(Task requirements): Search the material below for the string "this" and list each line that holds it.

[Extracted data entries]
....

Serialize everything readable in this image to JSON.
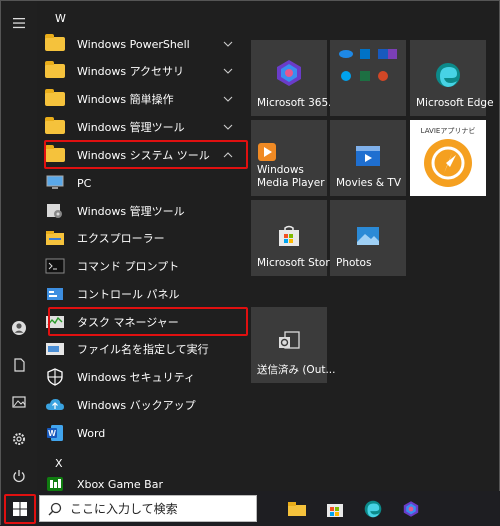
{
  "app_list": {
    "section_w": "W",
    "section_x": "X",
    "items": [
      {
        "label": "Windows PowerShell"
      },
      {
        "label": "Windows アクセサリ"
      },
      {
        "label": "Windows 簡単操作"
      },
      {
        "label": "Windows 管理ツール"
      },
      {
        "label": "Windows システム ツール"
      },
      {
        "label": "PC"
      },
      {
        "label": "Windows 管理ツール"
      },
      {
        "label": "エクスプローラー"
      },
      {
        "label": "コマンド プロンプト"
      },
      {
        "label": "コントロール パネル"
      },
      {
        "label": "タスク マネージャー"
      },
      {
        "label": "ファイル名を指定して実行"
      },
      {
        "label": "Windows セキュリティ"
      },
      {
        "label": "Windows バックアップ"
      },
      {
        "label": "Word"
      },
      {
        "label": "Xbox Game Bar"
      }
    ]
  },
  "tiles": {
    "m365": "Microsoft 365...",
    "edge": "Microsoft Edge",
    "wmp": "Windows\nMedia Player",
    "movies": "Movies & TV",
    "lavie": "LAVIEアプリナビ",
    "store": "Microsoft Store",
    "photos": "Photos",
    "outlook": "送信済み (Out..."
  },
  "taskbar": {
    "search_placeholder": "ここに入力して検索"
  },
  "colors": {
    "highlight": "#e01010",
    "folder": "#f5c23c",
    "tile_bg": "#3b3b3b"
  }
}
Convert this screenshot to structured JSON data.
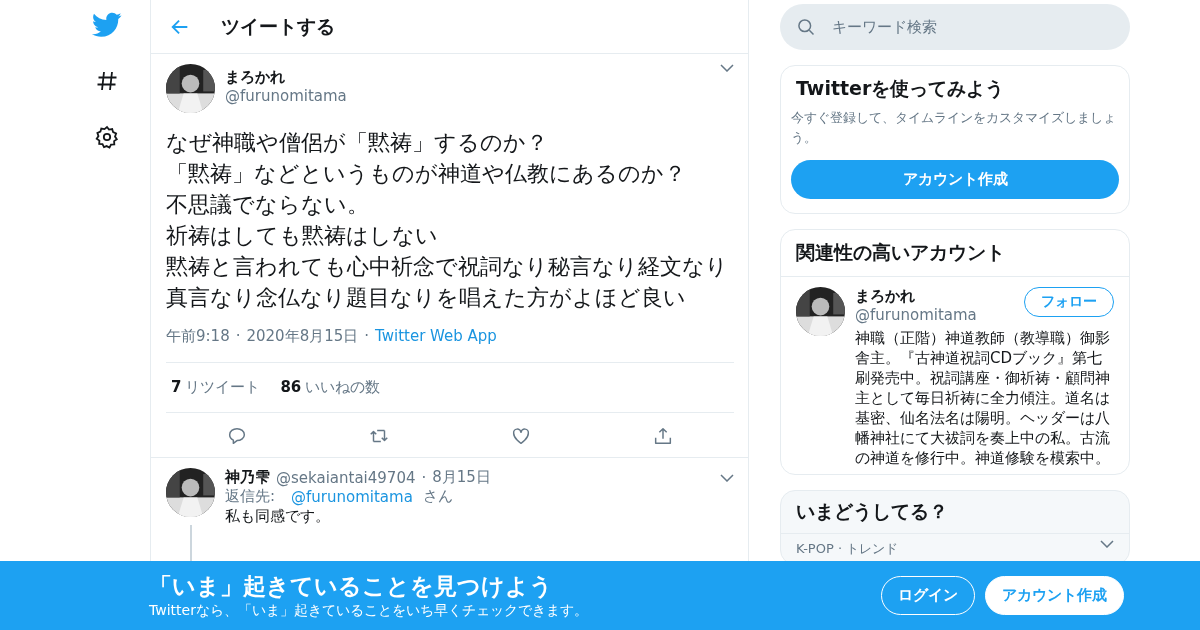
{
  "nav": {
    "items": [
      {
        "kind": "logo"
      },
      {
        "kind": "hashtag"
      },
      {
        "kind": "settings"
      }
    ]
  },
  "header": {
    "title": "ツイートする"
  },
  "tweet": {
    "author": {
      "name": "まろかれ",
      "handle": "@furunomitama"
    },
    "lines": [
      "なぜ神職や僧侶が「黙祷」するのか？",
      "「黙祷」などというものが神道や仏教にあるのか？",
      "不思議でならない。",
      "祈祷はしても黙祷はしない",
      "黙祷と言われても心中祈念で祝詞なり秘言なり経文なり真言なり念仏なり題目なりを唱えた方がよほど良い"
    ],
    "time": "午前9:18",
    "separator": "·",
    "date": "2020年8月15日",
    "source": "Twitter Web App",
    "stats": [
      {
        "count": "7",
        "label": "リツイート"
      },
      {
        "count": "86",
        "label": "いいねの数"
      }
    ],
    "actions": [
      {
        "kind": "reply"
      },
      {
        "kind": "retweet"
      },
      {
        "kind": "like"
      },
      {
        "kind": "share"
      }
    ]
  },
  "reply": {
    "author": {
      "name": "神乃雫",
      "handle": "@sekaiantai49704"
    },
    "separator": "·",
    "date": "8月15日",
    "reply_to_label": "返信先:",
    "reply_to": "@furunomitama",
    "reply_to_suffix": "さん",
    "paragraphs": [
      "私も同感です。"
    ]
  },
  "search": {
    "placeholder": "キーワード検索"
  },
  "signup_card": {
    "title": "Twitterを使ってみよう",
    "text": "今すぐ登録して、タイムラインをカスタマイズしましょう。",
    "button": "アカウント作成"
  },
  "related_card": {
    "title": "関連性の高いアカウント",
    "account": {
      "name": "まろかれ",
      "handle": "@furunomitama",
      "follow": "フォロー",
      "bio": "神職（正階）神道教師（教導職）御影舎主。『古神道祝詞CDブック』第七刷発売中。祝詞講座・御祈祷・顧問神主として毎日祈祷に全力傾注。道名は基密、仙名法名は陽明。ヘッダーは八幡神社にて大祓詞を奏上中の私。古流の神道を修行中。神道修験を模索中。"
    }
  },
  "trends_card": {
    "title": "いまどうしてる？",
    "items": [
      {
        "context": "K-POP · トレンド"
      }
    ]
  },
  "bottom_bar": {
    "title": "「いま」起きていることを見つけよう",
    "subtitle": "Twitterなら、「いま」起きていることをいち早くチェックできます。",
    "login": "ログイン",
    "signup": "アカウント作成"
  }
}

....

(Worked solution):
Serialize everything readable in this image to JSON.
Convert this screenshot to structured JSON data.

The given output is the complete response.